Goal of the exercise:
Retype the data that follows line by line, exactly, and leave its pictures out.

Input data:
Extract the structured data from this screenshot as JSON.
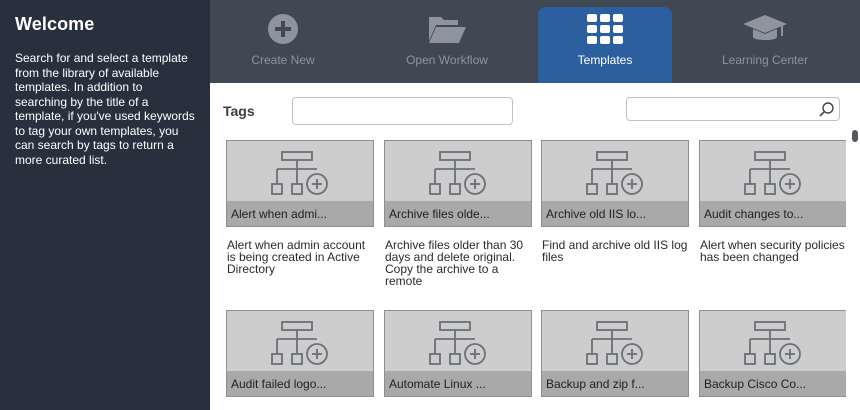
{
  "sidebar": {
    "title": "Welcome",
    "description": "Search for and select a template from the library of available templates. In addition to searching by the title of a template, if you've used keywords to tag your own templates, you can search by tags to return a more curated list."
  },
  "nav": {
    "tabs": [
      {
        "label": "Create New",
        "icon": "plus-circle-icon"
      },
      {
        "label": "Open Workflow",
        "icon": "folder-open-icon"
      },
      {
        "label": "Templates",
        "icon": "grid-icon",
        "active": true
      },
      {
        "label": "Learning Center",
        "icon": "graduation-cap-icon"
      }
    ]
  },
  "filters": {
    "tags_label": "Tags",
    "tags_value": "",
    "search_value": ""
  },
  "templates": [
    {
      "title": "Alert when admi...",
      "description": "Alert when admin account is being created in Active Directory"
    },
    {
      "title": "Archive files olde...",
      "description": "Archive files older than 30 days and delete original. Copy the archive to a remote"
    },
    {
      "title": "Archive old IIS lo...",
      "description": "Find and archive old IIS log files"
    },
    {
      "title": "Audit changes to...",
      "description": "Alert when security policies has been changed"
    },
    {
      "title": "Audit failed logo...",
      "description": ""
    },
    {
      "title": "Automate Linux ...",
      "description": ""
    },
    {
      "title": "Backup and zip f...",
      "description": ""
    },
    {
      "title": "Backup Cisco Co...",
      "description": ""
    }
  ],
  "colors": {
    "sidebar_bg": "#27313e",
    "nav_bg": "#404853",
    "active_tab": "#2b5f9e"
  }
}
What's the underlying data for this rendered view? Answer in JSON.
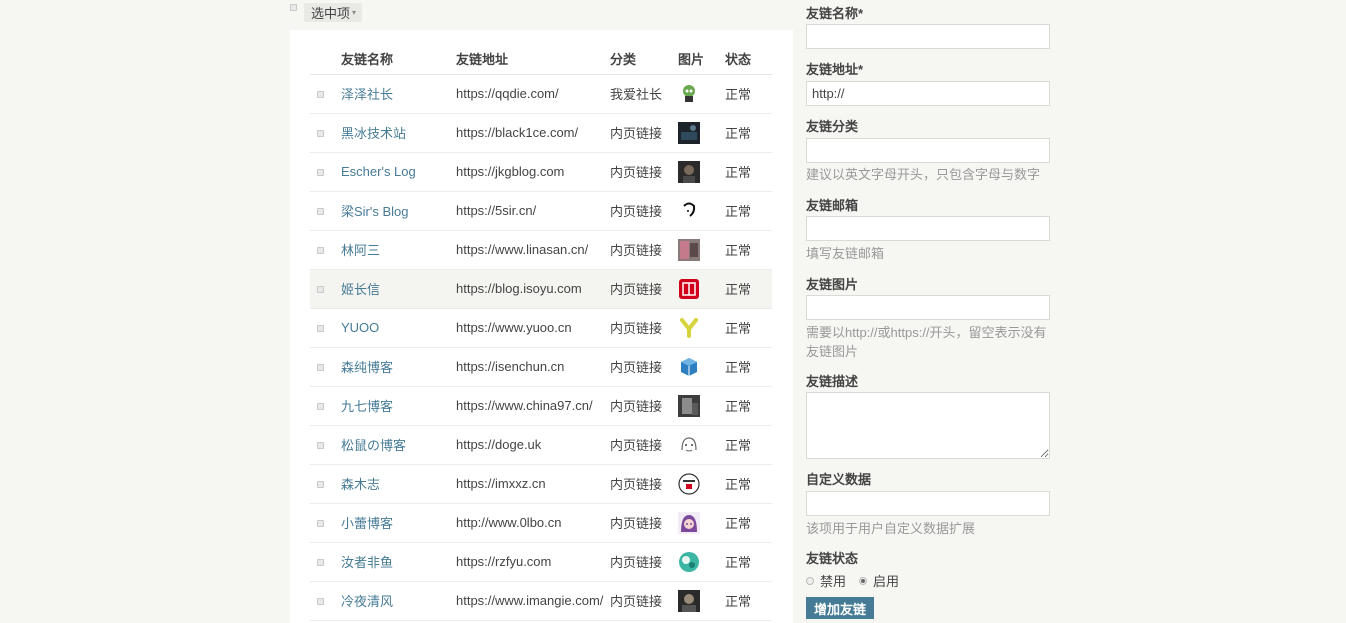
{
  "bulk": {
    "select_label": "选中项",
    "caret": "▾"
  },
  "table": {
    "headers": {
      "name": "友链名称",
      "url": "友链地址",
      "category": "分类",
      "image": "图片",
      "state": "状态"
    },
    "rows": [
      {
        "name": "泽泽社长",
        "url": "https://qqdie.com/",
        "category": "我爱社长",
        "state": "正常",
        "img": "green-robot"
      },
      {
        "name": "黑冰技术站",
        "url": "https://black1ce.com/",
        "category": "内页链接",
        "state": "正常",
        "img": "dark-scene"
      },
      {
        "name": "Escher's Log",
        "url": "https://jkgblog.com",
        "category": "内页链接",
        "state": "正常",
        "img": "dark-portrait"
      },
      {
        "name": "梁Sir's Blog",
        "url": "https://5sir.cn/",
        "category": "内页链接",
        "state": "正常",
        "img": "sketch-face"
      },
      {
        "name": "林阿三",
        "url": "https://www.linasan.cn/",
        "category": "内页链接",
        "state": "正常",
        "img": "photo-collage"
      },
      {
        "name": "姬长信",
        "url": "https://blog.isoyu.com",
        "category": "内页链接",
        "state": "正常",
        "img": "red-seal"
      },
      {
        "name": "YUOO",
        "url": "https://www.yuoo.cn",
        "category": "内页链接",
        "state": "正常",
        "img": "yellow-y"
      },
      {
        "name": "森纯博客",
        "url": "https://isenchun.cn",
        "category": "内页链接",
        "state": "正常",
        "img": "blue-cube"
      },
      {
        "name": "九七博客",
        "url": "https://www.china97.cn/",
        "category": "内页链接",
        "state": "正常",
        "img": "gray-photo"
      },
      {
        "name": "松鼠の博客",
        "url": "https://doge.uk",
        "category": "内页链接",
        "state": "正常",
        "img": "line-face"
      },
      {
        "name": "森木志",
        "url": "https://imxxz.cn",
        "category": "内页链接",
        "state": "正常",
        "img": "round-badge"
      },
      {
        "name": "小蕾博客",
        "url": "http://www.0lbo.cn",
        "category": "内页链接",
        "state": "正常",
        "img": "anime-girl"
      },
      {
        "name": "汝者非鱼",
        "url": "https://rzfyu.com",
        "category": "内页链接",
        "state": "正常",
        "img": "teal-circle"
      },
      {
        "name": "冷夜清风",
        "url": "https://www.imangie.com/",
        "category": "内页链接",
        "state": "正常",
        "img": "dark-avatar"
      }
    ]
  },
  "form": {
    "name_label": "友链名称*",
    "url_label": "友链地址*",
    "url_value": "http://",
    "category_label": "友链分类",
    "category_hint": "建议以英文字母开头，只包含字母与数字",
    "email_label": "友链邮箱",
    "email_hint": "填写友链邮箱",
    "image_label": "友链图片",
    "image_hint": "需要以http://或https://开头，留空表示没有友链图片",
    "desc_label": "友链描述",
    "custom_label": "自定义数据",
    "custom_hint": "该项用于用户自定义数据扩展",
    "status_label": "友链状态",
    "status_disabled": "禁用",
    "status_enabled": "启用",
    "submit_label": "增加友链"
  }
}
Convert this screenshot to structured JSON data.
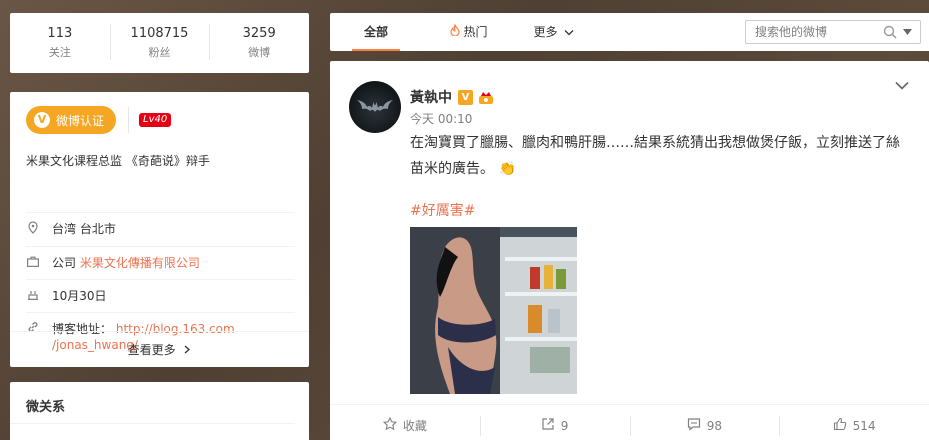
{
  "stats": [
    {
      "count": "113",
      "label": "关注"
    },
    {
      "count": "1108715",
      "label": "粉丝"
    },
    {
      "count": "3259",
      "label": "微博"
    }
  ],
  "profile": {
    "verify_label": "微博认证",
    "verify_icon_letter": "V",
    "level": "Lv40",
    "description": "米果文化课程总监 《奇葩说》辩手",
    "location": "台湾 台北市",
    "company_prefix": "公司",
    "company_name": "米果文化傳播有限公司",
    "birthday": "10月30日",
    "blog_label": "博客地址：",
    "blog_url_line1": "http://blog.163.com",
    "blog_url_line2": "/jonas_hwang/",
    "more_label": "查看更多"
  },
  "relations": {
    "title": "微关系"
  },
  "tabs": {
    "all": "全部",
    "hot": "热门",
    "more": "更多",
    "search_placeholder": "搜索他的微博"
  },
  "post": {
    "author": "黃執中",
    "v_badge": "V",
    "time": "今天 00:10",
    "text": "在淘寶買了臘腸、臘肉和鴨肝腸……結果系統猜出我想做煲仔飯，立刻推送了絲苗米的廣告。",
    "emoji": "👏",
    "hashtag": "#好厲害#",
    "actions": {
      "collect": "收藏",
      "repost": "9",
      "comment": "98",
      "like": "514"
    }
  },
  "colors": {
    "accent": "#ff8140",
    "verify": "#f5a623",
    "link": "#eb7350",
    "level": "#e60012"
  },
  "icons": [
    "location-icon",
    "briefcase-icon",
    "cake-icon",
    "link-icon",
    "fire-icon",
    "search-icon",
    "chevron-down-icon",
    "star-icon",
    "repost-icon",
    "comment-icon",
    "like-icon",
    "crown-icon"
  ]
}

The solution:
Extract the structured data from this screenshot as JSON.
{
  "sidebar": {
    "title": "Welcome",
    "description": "Search for and select a template from the library of available templates. In addition to searching by the title of a template, if you've used keywords to tag your own templates, you can search by tags to return a more curated list."
  },
  "nav": {
    "tabs": [
      {
        "label": "Create New",
        "icon": "plus-circle-icon"
      },
      {
        "label": "Open Workflow",
        "icon": "folder-open-icon"
      },
      {
        "label": "Templates",
        "icon": "grid-icon",
        "active": true
      },
      {
        "label": "Learning Center",
        "icon": "graduation-cap-icon"
      }
    ]
  },
  "filters": {
    "tags_label": "Tags",
    "tags_value": "",
    "search_value": ""
  },
  "templates": [
    {
      "title": "Alert when admi...",
      "description": "Alert when admin account is being created in Active Directory"
    },
    {
      "title": "Archive files olde...",
      "description": "Archive files older than 30 days and delete original. Copy the archive to a remote"
    },
    {
      "title": "Archive old IIS lo...",
      "description": "Find and archive old IIS log files"
    },
    {
      "title": "Audit changes to...",
      "description": "Alert when security policies has been changed"
    },
    {
      "title": "Audit failed logo...",
      "description": ""
    },
    {
      "title": "Automate Linux ...",
      "description": ""
    },
    {
      "title": "Backup and zip f...",
      "description": ""
    },
    {
      "title": "Backup Cisco Co...",
      "description": ""
    }
  ],
  "colors": {
    "sidebar_bg": "#27313e",
    "nav_bg": "#404853",
    "active_tab": "#2b5f9e"
  }
}
What's the underlying data for this rendered view? Answer in JSON.
{
  "bulk": {
    "select_label": "选中项",
    "caret": "▾"
  },
  "table": {
    "headers": {
      "name": "友链名称",
      "url": "友链地址",
      "category": "分类",
      "image": "图片",
      "state": "状态"
    },
    "rows": [
      {
        "name": "泽泽社长",
        "url": "https://qqdie.com/",
        "category": "我爱社长",
        "state": "正常",
        "img": "green-robot"
      },
      {
        "name": "黑冰技术站",
        "url": "https://black1ce.com/",
        "category": "内页链接",
        "state": "正常",
        "img": "dark-scene"
      },
      {
        "name": "Escher's Log",
        "url": "https://jkgblog.com",
        "category": "内页链接",
        "state": "正常",
        "img": "dark-portrait"
      },
      {
        "name": "梁Sir's Blog",
        "url": "https://5sir.cn/",
        "category": "内页链接",
        "state": "正常",
        "img": "sketch-face"
      },
      {
        "name": "林阿三",
        "url": "https://www.linasan.cn/",
        "category": "内页链接",
        "state": "正常",
        "img": "photo-collage"
      },
      {
        "name": "姬长信",
        "url": "https://blog.isoyu.com",
        "category": "内页链接",
        "state": "正常",
        "img": "red-seal"
      },
      {
        "name": "YUOO",
        "url": "https://www.yuoo.cn",
        "category": "内页链接",
        "state": "正常",
        "img": "yellow-y"
      },
      {
        "name": "森纯博客",
        "url": "https://isenchun.cn",
        "category": "内页链接",
        "state": "正常",
        "img": "blue-cube"
      },
      {
        "name": "九七博客",
        "url": "https://www.china97.cn/",
        "category": "内页链接",
        "state": "正常",
        "img": "gray-photo"
      },
      {
        "name": "松鼠の博客",
        "url": "https://doge.uk",
        "category": "内页链接",
        "state": "正常",
        "img": "line-face"
      },
      {
        "name": "森木志",
        "url": "https://imxxz.cn",
        "category": "内页链接",
        "state": "正常",
        "img": "round-badge"
      },
      {
        "name": "小蕾博客",
        "url": "http://www.0lbo.cn",
        "category": "内页链接",
        "state": "正常",
        "img": "anime-girl"
      },
      {
        "name": "汝者非鱼",
        "url": "https://rzfyu.com",
        "category": "内页链接",
        "state": "正常",
        "img": "teal-circle"
      },
      {
        "name": "冷夜清风",
        "url": "https://www.imangie.com/",
        "category": "内页链接",
        "state": "正常",
        "img": "dark-avatar"
      }
    ]
  },
  "form": {
    "name_label": "友链名称*",
    "url_label": "友链地址*",
    "url_value": "http://",
    "category_label": "友链分类",
    "category_hint": "建议以英文字母开头，只包含字母与数字",
    "email_label": "友链邮箱",
    "email_hint": "填写友链邮箱",
    "image_label": "友链图片",
    "image_hint": "需要以http://或https://开头，留空表示没有友链图片",
    "desc_label": "友链描述",
    "custom_label": "自定义数据",
    "custom_hint": "该项用于用户自定义数据扩展",
    "status_label": "友链状态",
    "status_disabled": "禁用",
    "status_enabled": "启用",
    "submit_label": "增加友链"
  }
}
Convert this screenshot to structured JSON data.
{
  "stats": [
    {
      "count": "113",
      "label": "关注"
    },
    {
      "count": "1108715",
      "label": "粉丝"
    },
    {
      "count": "3259",
      "label": "微博"
    }
  ],
  "profile": {
    "verify_label": "微博认证",
    "verify_icon_letter": "V",
    "level": "Lv40",
    "description": "米果文化课程总监 《奇葩说》辩手",
    "location": "台湾 台北市",
    "company_prefix": "公司",
    "company_name": "米果文化傳播有限公司",
    "birthday": "10月30日",
    "blog_label": "博客地址：",
    "blog_url_line1": "http://blog.163.com",
    "blog_url_line2": "/jonas_hwang/",
    "more_label": "查看更多"
  },
  "relations": {
    "title": "微关系"
  },
  "tabs": {
    "all": "全部",
    "hot": "热门",
    "more": "更多",
    "search_placeholder": "搜索他的微博"
  },
  "post": {
    "author": "黃執中",
    "v_badge": "V",
    "time": "今天 00:10",
    "text": "在淘寶買了臘腸、臘肉和鴨肝腸……結果系統猜出我想做煲仔飯，立刻推送了絲苗米的廣告。",
    "emoji": "👏",
    "hashtag": "#好厲害#",
    "actions": {
      "collect": "收藏",
      "repost": "9",
      "comment": "98",
      "like": "514"
    }
  },
  "colors": {
    "accent": "#ff8140",
    "verify": "#f5a623",
    "link": "#eb7350",
    "level": "#e60012"
  },
  "icons": [
    "location-icon",
    "briefcase-icon",
    "cake-icon",
    "link-icon",
    "fire-icon",
    "search-icon",
    "chevron-down-icon",
    "star-icon",
    "repost-icon",
    "comment-icon",
    "like-icon",
    "crown-icon"
  ]
}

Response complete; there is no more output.